Exercise details: Scan the data below. Pull out each line where "则物体受力情况不属于二力平衡" occurs.

— Begin Listed entries —

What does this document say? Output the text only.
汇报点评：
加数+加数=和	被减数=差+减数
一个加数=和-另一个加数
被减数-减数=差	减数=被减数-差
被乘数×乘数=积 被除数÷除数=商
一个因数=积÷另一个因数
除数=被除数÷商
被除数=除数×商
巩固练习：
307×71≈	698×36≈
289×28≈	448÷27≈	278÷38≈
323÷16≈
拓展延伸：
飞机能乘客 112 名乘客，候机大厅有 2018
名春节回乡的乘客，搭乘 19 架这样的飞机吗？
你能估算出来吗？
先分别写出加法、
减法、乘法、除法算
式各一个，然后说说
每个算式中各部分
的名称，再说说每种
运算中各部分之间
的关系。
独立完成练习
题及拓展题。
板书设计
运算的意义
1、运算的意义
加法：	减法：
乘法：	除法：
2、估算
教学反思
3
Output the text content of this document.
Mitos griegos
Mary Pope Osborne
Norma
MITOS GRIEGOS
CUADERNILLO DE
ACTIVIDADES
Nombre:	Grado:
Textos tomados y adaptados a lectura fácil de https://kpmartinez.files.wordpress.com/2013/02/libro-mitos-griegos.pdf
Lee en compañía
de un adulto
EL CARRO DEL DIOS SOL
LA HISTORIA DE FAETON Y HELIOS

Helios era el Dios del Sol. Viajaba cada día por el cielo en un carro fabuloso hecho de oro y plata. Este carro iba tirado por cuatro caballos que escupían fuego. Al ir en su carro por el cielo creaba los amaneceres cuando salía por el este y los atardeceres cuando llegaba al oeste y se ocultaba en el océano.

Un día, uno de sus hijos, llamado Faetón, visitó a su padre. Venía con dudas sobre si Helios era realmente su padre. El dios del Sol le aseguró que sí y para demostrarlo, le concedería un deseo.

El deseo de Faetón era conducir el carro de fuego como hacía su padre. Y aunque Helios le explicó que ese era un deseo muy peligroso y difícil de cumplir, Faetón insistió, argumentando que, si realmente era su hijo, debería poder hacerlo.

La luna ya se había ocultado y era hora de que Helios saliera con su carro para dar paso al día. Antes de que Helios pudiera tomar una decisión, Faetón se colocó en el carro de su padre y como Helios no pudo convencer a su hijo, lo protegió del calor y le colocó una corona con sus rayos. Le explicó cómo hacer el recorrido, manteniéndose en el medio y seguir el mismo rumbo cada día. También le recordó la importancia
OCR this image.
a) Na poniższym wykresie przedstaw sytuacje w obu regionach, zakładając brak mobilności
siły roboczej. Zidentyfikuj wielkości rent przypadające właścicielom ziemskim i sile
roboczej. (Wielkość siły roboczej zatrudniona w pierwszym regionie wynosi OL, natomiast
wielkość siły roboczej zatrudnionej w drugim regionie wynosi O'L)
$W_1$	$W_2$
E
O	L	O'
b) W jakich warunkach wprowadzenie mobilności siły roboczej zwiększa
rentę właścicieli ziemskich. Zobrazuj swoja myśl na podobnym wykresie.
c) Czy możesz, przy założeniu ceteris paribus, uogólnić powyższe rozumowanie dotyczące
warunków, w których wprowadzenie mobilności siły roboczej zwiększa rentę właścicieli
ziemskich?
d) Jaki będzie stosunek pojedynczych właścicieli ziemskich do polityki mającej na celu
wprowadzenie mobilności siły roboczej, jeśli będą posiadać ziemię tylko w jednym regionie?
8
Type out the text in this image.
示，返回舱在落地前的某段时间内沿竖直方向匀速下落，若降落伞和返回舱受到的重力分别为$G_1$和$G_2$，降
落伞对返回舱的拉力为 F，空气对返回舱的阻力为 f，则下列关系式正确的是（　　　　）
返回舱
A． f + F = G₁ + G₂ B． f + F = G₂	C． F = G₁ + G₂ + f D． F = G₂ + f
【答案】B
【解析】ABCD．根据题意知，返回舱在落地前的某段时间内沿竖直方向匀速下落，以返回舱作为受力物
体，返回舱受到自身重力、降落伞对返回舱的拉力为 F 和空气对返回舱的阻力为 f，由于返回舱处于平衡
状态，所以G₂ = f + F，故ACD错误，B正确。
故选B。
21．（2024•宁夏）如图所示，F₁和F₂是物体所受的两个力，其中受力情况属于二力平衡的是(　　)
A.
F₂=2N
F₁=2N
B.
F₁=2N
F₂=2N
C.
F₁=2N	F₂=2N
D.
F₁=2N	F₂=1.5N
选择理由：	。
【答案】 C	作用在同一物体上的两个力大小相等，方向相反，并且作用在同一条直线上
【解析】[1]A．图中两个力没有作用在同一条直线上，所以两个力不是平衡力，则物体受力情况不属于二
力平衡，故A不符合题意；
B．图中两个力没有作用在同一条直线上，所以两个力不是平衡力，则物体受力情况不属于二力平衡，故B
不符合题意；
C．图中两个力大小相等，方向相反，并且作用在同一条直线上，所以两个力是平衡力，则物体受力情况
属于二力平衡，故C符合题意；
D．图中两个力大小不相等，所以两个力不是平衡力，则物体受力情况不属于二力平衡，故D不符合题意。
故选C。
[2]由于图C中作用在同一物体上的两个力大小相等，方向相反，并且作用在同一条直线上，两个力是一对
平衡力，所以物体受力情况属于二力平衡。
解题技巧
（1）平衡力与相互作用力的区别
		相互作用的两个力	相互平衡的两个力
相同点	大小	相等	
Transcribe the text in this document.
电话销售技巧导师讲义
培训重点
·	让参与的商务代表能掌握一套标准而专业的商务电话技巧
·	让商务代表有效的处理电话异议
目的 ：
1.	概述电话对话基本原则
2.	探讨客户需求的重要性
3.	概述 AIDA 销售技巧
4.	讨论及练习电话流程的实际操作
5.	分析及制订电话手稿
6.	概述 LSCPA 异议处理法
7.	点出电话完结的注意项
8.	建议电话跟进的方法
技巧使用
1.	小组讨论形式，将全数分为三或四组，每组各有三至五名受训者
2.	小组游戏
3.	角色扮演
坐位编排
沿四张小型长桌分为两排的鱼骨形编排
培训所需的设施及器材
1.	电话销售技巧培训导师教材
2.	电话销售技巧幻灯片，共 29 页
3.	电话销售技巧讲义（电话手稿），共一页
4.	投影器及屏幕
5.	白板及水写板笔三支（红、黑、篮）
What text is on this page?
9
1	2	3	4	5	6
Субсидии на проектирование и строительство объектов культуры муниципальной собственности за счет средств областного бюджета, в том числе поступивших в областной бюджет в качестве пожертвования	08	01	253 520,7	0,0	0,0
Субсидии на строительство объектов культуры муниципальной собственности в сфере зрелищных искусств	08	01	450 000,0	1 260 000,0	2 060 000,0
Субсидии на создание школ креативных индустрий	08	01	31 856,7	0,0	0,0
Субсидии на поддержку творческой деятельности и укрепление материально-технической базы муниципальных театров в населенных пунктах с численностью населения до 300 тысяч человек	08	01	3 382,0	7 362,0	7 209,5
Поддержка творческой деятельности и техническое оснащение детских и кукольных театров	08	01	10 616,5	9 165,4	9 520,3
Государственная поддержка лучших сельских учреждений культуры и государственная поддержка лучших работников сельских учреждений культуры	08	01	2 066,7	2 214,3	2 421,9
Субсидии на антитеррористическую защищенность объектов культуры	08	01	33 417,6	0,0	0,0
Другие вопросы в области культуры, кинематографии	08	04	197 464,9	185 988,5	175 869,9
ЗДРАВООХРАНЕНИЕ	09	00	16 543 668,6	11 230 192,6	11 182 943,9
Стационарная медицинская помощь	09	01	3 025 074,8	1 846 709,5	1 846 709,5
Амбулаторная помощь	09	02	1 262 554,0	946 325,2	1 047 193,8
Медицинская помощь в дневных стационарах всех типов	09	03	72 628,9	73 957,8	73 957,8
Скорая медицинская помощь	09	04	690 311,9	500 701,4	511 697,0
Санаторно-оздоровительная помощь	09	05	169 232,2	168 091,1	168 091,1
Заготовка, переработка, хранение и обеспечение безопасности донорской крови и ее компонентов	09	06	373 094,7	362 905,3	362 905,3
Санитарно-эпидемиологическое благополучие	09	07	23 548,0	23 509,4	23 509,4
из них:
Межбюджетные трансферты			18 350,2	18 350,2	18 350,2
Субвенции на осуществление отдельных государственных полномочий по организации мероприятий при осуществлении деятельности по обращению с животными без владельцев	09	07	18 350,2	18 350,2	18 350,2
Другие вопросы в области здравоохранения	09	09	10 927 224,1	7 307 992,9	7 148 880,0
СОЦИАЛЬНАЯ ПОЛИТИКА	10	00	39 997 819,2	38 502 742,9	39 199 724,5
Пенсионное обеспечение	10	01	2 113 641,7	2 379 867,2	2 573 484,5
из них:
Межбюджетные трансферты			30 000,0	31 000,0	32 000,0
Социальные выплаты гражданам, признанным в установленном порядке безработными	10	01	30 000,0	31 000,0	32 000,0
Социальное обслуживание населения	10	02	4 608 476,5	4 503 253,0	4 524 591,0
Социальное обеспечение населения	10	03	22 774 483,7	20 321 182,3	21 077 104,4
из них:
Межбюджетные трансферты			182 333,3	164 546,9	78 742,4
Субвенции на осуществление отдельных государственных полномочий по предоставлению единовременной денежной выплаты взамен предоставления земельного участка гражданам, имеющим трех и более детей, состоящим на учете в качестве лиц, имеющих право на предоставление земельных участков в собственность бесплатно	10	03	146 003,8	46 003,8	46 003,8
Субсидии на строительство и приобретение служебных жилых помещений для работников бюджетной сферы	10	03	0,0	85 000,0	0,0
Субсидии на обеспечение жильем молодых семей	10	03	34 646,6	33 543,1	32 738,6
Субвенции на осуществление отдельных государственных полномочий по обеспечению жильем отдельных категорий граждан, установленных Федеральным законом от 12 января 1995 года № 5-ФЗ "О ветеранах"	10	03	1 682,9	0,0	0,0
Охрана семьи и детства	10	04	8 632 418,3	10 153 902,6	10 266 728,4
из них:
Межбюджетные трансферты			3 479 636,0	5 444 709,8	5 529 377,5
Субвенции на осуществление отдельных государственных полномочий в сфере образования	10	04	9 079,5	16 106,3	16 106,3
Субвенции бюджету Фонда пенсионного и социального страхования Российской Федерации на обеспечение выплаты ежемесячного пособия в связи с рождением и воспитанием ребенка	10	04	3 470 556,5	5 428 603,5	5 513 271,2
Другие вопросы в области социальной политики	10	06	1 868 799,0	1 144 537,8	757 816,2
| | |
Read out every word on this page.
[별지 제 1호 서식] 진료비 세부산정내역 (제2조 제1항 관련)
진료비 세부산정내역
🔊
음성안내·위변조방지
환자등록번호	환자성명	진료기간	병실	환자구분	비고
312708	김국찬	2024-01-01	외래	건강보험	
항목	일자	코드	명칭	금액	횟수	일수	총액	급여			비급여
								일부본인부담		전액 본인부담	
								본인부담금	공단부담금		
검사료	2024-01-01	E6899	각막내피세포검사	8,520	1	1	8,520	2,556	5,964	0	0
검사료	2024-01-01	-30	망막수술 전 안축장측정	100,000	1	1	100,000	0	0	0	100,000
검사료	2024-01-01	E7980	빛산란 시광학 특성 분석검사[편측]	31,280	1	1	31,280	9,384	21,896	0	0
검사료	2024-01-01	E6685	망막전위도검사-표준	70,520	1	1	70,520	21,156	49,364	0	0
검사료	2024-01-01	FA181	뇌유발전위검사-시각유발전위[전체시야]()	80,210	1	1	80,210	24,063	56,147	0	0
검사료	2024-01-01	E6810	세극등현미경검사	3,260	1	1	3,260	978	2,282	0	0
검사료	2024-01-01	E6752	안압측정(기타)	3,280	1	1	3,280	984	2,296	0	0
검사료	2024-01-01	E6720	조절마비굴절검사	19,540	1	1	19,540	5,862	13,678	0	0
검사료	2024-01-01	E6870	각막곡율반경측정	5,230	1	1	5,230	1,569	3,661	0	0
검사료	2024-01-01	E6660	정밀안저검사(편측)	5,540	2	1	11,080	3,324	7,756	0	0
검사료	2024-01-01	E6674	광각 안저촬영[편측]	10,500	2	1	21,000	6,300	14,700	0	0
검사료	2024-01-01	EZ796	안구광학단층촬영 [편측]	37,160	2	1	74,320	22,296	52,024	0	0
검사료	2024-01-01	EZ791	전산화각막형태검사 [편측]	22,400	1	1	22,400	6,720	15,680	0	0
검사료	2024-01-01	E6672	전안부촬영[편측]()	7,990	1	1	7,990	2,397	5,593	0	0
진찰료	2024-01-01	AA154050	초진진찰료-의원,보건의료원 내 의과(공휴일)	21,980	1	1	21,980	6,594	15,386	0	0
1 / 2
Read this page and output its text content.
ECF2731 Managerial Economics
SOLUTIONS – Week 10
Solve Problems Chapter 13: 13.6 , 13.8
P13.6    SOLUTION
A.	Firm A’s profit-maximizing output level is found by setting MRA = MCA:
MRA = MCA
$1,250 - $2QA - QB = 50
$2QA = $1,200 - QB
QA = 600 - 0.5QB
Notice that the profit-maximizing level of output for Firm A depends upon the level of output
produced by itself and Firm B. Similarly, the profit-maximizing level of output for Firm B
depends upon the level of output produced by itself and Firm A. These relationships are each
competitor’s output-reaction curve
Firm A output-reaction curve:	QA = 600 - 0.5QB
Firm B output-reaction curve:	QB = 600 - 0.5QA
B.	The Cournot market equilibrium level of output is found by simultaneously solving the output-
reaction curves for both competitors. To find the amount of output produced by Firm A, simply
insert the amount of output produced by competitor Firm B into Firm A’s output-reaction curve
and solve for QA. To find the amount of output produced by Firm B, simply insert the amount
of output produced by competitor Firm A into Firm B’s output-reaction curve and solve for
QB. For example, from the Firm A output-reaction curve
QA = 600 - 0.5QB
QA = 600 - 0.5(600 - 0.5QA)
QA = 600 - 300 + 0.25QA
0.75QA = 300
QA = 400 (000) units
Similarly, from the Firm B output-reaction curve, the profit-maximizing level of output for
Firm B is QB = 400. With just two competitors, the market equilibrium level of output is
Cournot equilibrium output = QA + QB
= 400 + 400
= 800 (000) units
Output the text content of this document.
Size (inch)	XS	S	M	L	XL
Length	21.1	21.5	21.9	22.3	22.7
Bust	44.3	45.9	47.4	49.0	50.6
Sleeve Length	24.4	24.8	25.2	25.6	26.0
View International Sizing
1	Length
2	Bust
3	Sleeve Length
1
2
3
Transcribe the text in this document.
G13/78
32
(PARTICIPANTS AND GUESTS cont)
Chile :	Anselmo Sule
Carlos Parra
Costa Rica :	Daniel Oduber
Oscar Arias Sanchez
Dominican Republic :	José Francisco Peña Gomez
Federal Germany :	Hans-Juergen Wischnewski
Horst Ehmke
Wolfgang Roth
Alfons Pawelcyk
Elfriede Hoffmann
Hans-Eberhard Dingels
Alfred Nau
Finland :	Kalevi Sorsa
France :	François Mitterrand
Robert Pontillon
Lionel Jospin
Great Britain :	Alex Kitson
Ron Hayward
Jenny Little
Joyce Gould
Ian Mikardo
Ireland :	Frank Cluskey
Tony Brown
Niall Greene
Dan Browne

— End Listed entries —

Exercise result:
B．图中两个力没有作用在同一条直线上，所以两个力不是平衡力，则物体受力情况不属于二力平衡，故B
D．图中两个力大小不相等，所以两个力不是平衡力，则物体受力情况不属于二力平衡，故D不符合题意。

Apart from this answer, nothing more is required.